WHAT TO PRODUCE:
Rewrite the article on Avram Grant from "It came nearly" up to and including "the legendary filmmaker.", switching "balcony" to "terrace".

TEXT SEGMENT:
#####

‘My father buried his parents and sister with his bare hands... he had to dig the grave himself.’
How one soccer club is helping educate fans on the horrors of the Holocaust
(CNN) — Avram Grant remembers the screaming.
It came nearly 50 years ago when Grant, then a teenager, first fully began to grasp the horrors that his father, Meir, had been forced to endure during the Holocaust.
“When I was 15 years old, I was sitting on the balcony of my home with my friend and I heard screaming and shouting,” Grant, the former Chelsea coach, told CNN.
“I had never heard anything like this, not even in Hitchcock movies,” adds Grant, referring to the legendary filmmaker.
“It was a shock for me. My father was shouting, I will never forget it. I said to my mum: ‘Mum, what is happening?’ I saw she was very calm and she touched him and he went back to sleep.
“I remember this day because I took a decision to realize how from this hell came such an optimistic and happy guy. I am telling you that I will never forget it.”
In 1941, Grant’s father fled Nazi-occupied Poland at the age of 13 along with the rest of his family before being exiled in northern Russia, where temperatures plunged to minus 40 degrees Celsius. Only Meir and his brother survived.
“My father buried his parents and sister with his bare hands … he had to dig the grave himself,” Grant said.
“He was 13. This was all because of hatred. That’s why I am always here to speak about it. Always.”

#####

PROVIDED RECORDS:
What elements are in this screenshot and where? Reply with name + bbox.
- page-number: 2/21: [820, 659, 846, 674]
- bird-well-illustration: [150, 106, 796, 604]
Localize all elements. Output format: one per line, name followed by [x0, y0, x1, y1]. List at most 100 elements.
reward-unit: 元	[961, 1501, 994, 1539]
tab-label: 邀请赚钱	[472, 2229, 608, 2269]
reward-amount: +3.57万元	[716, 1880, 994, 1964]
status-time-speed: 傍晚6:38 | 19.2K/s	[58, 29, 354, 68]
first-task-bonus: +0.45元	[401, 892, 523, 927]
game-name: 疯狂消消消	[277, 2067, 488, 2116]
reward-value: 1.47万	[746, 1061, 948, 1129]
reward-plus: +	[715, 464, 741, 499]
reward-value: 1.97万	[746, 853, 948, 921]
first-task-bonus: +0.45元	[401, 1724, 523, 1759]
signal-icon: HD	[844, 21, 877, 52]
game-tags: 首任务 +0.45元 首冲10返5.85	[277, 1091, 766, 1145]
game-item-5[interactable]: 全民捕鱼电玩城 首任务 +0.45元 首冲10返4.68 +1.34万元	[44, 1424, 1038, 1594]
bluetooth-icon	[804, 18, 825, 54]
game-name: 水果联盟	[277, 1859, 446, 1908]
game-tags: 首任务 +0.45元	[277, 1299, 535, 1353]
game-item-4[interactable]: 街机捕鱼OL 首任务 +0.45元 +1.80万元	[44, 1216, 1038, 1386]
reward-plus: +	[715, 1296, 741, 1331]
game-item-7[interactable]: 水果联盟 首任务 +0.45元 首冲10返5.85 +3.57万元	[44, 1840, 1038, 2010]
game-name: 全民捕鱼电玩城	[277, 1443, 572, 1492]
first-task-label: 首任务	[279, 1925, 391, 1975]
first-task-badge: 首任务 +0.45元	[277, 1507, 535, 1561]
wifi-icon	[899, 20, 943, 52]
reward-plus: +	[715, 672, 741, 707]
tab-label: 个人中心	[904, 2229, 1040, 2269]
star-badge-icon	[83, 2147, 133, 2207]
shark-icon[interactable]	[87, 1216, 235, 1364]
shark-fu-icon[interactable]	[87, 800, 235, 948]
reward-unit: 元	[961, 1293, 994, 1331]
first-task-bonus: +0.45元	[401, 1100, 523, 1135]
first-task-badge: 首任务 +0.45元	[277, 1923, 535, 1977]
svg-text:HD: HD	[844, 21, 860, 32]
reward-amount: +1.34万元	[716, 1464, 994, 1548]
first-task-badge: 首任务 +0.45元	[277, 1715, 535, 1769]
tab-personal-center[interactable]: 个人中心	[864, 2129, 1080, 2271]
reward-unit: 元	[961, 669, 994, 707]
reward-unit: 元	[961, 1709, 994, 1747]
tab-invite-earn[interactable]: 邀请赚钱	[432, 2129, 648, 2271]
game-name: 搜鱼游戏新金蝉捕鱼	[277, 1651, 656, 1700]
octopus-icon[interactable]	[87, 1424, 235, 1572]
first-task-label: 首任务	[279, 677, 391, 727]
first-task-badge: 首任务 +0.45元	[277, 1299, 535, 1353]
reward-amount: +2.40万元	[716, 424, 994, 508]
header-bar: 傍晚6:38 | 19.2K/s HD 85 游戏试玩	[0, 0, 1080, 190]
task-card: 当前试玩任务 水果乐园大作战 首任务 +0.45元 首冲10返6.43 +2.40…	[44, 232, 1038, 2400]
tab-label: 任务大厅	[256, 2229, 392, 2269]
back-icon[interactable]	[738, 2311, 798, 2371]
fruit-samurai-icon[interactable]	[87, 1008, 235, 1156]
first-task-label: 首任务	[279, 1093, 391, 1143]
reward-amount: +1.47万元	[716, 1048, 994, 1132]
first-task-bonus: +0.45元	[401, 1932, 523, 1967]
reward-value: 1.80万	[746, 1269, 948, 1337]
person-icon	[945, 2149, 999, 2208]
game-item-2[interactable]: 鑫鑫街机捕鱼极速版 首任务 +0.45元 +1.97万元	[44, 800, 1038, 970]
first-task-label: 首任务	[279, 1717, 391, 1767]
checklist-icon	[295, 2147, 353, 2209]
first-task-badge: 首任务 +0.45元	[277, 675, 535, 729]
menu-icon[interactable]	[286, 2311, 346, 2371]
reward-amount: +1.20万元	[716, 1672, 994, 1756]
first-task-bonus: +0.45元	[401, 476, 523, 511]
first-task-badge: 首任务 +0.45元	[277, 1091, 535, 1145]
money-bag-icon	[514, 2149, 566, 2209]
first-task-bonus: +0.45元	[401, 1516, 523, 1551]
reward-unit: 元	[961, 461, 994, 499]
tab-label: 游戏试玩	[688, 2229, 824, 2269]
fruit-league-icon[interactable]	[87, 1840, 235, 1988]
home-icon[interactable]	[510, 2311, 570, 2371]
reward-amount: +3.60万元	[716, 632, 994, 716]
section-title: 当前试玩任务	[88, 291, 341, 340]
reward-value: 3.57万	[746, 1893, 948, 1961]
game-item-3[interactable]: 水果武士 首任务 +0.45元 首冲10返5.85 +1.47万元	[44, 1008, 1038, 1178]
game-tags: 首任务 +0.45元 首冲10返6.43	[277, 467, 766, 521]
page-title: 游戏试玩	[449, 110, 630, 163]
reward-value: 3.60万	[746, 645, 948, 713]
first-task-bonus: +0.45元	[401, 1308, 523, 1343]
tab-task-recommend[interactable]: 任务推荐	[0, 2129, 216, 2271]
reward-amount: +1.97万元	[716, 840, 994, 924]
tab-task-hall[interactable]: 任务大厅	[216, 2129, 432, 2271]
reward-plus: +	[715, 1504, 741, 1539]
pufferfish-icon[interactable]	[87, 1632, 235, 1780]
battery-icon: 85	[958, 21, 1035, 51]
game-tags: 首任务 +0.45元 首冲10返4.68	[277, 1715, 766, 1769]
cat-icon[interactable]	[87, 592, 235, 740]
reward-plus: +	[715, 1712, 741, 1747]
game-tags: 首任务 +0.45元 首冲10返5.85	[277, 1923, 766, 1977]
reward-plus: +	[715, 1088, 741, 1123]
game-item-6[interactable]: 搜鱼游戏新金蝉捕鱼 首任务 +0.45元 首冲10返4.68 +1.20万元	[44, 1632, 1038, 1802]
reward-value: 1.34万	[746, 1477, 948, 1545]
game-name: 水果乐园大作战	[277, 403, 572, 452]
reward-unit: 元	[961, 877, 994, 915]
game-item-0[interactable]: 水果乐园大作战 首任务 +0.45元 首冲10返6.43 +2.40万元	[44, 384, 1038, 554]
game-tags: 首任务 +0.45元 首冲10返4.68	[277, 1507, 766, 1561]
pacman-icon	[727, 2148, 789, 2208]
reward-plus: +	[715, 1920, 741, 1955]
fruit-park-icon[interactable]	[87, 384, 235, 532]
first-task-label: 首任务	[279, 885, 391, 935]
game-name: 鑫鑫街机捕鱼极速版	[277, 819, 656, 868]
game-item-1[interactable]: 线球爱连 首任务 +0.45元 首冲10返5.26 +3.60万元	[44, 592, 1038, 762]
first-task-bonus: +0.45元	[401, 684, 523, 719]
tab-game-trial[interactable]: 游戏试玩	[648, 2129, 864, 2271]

#####

ANSWER TO THE PROBLEM:
It came nearly 50 years ago when Grant, then a teenager, first fully began to grasp the horrors that his father, Meir, had been forced to endure during the Holocaust.
“When I was 15 years old, I was sitting on the terrace of my home with my friend and I heard screaming and shouting,” Grant, the former Chelsea coach, told CNN.
“I had never heard anything like this, not even in Hitchcock movies,” adds Grant, referring to the legendary filmmaker.